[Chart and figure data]

####

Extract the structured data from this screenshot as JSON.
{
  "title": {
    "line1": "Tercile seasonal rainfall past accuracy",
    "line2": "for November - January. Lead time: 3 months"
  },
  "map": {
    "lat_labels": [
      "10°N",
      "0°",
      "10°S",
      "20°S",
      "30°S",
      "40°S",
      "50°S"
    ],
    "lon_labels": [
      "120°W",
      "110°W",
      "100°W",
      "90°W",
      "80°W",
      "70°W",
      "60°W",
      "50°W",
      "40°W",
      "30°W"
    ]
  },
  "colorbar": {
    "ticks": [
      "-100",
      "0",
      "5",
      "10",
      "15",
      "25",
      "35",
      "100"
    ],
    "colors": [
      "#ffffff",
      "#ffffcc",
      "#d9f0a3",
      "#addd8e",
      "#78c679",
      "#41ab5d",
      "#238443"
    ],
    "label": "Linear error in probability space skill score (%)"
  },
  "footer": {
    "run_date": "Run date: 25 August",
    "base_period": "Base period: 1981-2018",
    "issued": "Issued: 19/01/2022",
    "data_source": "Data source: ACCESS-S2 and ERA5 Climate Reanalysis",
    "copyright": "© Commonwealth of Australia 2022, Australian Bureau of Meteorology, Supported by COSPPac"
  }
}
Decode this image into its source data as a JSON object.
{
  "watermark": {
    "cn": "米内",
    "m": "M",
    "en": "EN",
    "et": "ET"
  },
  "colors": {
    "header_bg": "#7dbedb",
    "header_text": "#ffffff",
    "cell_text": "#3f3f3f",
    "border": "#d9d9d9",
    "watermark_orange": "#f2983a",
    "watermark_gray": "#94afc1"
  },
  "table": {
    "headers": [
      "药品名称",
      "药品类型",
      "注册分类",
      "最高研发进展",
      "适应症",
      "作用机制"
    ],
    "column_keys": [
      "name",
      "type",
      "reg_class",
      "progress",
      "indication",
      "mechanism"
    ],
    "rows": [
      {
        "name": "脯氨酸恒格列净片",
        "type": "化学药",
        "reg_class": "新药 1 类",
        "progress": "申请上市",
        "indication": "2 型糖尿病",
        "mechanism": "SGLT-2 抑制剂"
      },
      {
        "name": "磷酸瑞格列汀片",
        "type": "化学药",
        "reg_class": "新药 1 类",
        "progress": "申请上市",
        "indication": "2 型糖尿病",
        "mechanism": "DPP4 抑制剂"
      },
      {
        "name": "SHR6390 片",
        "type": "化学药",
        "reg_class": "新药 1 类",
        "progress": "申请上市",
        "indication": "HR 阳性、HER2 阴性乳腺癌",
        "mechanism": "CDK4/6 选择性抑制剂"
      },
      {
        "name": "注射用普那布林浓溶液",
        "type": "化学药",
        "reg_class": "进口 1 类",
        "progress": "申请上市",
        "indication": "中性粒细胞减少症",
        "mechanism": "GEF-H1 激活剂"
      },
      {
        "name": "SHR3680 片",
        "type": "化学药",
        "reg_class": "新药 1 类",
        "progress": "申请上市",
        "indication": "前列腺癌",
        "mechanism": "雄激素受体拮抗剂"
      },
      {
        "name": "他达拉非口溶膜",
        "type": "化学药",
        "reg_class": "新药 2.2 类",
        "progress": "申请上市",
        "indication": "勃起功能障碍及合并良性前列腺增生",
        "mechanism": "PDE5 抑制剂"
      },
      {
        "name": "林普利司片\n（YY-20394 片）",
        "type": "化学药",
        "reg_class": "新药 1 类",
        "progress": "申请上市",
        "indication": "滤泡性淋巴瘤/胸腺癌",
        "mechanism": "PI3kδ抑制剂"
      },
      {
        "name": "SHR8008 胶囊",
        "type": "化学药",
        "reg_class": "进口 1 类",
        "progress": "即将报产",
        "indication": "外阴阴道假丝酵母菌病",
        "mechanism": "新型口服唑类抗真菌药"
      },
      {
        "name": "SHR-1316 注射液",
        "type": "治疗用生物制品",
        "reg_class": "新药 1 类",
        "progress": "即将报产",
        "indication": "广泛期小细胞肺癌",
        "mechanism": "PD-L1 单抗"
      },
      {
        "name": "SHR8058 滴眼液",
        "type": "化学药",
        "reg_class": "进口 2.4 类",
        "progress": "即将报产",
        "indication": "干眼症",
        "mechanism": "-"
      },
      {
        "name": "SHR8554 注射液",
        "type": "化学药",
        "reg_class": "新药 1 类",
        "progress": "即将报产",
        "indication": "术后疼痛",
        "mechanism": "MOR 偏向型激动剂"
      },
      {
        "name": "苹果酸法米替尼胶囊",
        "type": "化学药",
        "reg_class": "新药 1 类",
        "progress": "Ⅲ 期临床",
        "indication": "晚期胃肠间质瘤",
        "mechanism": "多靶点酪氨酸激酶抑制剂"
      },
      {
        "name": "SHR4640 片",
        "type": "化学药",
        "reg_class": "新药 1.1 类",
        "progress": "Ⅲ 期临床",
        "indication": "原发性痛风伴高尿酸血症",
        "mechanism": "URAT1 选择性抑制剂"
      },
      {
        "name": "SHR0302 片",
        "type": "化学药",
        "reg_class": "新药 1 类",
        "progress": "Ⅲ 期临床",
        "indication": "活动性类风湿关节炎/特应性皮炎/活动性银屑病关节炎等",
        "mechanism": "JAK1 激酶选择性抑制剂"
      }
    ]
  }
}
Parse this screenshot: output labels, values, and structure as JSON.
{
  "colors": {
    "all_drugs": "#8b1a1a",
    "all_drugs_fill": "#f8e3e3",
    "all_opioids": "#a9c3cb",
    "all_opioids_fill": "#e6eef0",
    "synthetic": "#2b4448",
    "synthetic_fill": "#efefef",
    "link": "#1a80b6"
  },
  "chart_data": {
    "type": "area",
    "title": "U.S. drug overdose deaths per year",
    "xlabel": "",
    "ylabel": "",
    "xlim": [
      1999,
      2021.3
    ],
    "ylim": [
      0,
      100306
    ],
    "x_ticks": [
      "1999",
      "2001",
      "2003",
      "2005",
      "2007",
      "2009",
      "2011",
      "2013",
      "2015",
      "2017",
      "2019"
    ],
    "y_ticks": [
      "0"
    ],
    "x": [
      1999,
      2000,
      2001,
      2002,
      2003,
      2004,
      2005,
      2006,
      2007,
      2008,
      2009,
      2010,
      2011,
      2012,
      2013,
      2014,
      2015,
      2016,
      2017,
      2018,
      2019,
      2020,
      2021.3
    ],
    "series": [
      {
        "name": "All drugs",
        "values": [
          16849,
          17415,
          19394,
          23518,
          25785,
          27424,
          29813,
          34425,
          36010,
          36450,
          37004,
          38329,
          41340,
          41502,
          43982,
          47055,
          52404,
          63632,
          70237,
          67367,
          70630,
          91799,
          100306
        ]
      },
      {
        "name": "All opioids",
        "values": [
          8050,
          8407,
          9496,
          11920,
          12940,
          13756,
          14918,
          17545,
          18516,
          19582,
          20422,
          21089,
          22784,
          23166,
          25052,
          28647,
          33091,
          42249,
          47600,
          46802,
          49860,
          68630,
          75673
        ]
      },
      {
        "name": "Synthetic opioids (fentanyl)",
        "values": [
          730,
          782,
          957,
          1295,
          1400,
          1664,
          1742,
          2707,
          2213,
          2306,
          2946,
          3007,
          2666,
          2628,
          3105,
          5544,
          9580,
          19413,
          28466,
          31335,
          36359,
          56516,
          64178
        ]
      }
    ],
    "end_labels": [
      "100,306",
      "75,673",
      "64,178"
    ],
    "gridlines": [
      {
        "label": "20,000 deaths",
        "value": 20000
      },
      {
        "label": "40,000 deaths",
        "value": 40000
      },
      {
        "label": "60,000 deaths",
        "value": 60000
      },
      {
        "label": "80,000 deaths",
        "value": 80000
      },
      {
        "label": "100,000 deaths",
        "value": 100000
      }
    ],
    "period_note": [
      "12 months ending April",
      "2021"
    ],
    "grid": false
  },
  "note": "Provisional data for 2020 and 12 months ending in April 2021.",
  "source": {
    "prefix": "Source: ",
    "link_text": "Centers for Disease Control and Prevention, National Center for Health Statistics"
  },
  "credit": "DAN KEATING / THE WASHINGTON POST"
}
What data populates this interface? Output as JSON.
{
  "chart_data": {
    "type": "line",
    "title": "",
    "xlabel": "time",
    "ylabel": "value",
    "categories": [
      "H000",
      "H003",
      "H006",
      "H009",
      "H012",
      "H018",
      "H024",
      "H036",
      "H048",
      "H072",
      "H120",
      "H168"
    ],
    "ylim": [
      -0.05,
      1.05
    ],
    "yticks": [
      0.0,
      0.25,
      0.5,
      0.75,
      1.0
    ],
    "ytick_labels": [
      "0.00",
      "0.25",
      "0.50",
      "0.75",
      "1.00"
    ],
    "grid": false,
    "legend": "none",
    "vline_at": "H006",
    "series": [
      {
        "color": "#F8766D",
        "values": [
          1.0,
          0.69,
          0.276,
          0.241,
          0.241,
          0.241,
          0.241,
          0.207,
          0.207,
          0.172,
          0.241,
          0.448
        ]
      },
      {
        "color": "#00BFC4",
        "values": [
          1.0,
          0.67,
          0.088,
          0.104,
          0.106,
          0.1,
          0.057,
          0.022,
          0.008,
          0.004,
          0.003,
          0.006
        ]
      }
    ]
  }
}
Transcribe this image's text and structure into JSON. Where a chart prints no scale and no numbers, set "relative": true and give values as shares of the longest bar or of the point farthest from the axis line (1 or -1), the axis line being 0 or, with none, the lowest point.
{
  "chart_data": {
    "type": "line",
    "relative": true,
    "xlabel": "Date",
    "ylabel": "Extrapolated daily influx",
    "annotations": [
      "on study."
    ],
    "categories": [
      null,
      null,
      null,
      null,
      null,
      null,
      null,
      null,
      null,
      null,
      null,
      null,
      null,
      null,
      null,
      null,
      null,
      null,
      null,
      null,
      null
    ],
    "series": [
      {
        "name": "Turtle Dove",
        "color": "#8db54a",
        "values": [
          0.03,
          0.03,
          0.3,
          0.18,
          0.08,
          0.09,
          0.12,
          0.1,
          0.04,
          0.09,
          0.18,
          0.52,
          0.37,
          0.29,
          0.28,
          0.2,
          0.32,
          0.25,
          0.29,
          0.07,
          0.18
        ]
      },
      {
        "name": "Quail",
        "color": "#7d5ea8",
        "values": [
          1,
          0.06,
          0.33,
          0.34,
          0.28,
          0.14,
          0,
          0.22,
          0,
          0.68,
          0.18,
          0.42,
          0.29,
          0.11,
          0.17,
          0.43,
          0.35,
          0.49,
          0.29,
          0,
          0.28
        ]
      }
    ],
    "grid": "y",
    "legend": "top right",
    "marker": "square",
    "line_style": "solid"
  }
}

####

§ Problem to work on
Show the lines where the word "from" appears in the entries.

§ Expected output
Extract the structured data from this screenshot as JSON.
Transcribe this image's text and structure into JSON. Where a chart prints no scale and no numbers, set "relative": true and give values as shares of the longest bar or of the point farthest from the axis line (1 or -1), the axis line being 0 or, with none, the lowest point.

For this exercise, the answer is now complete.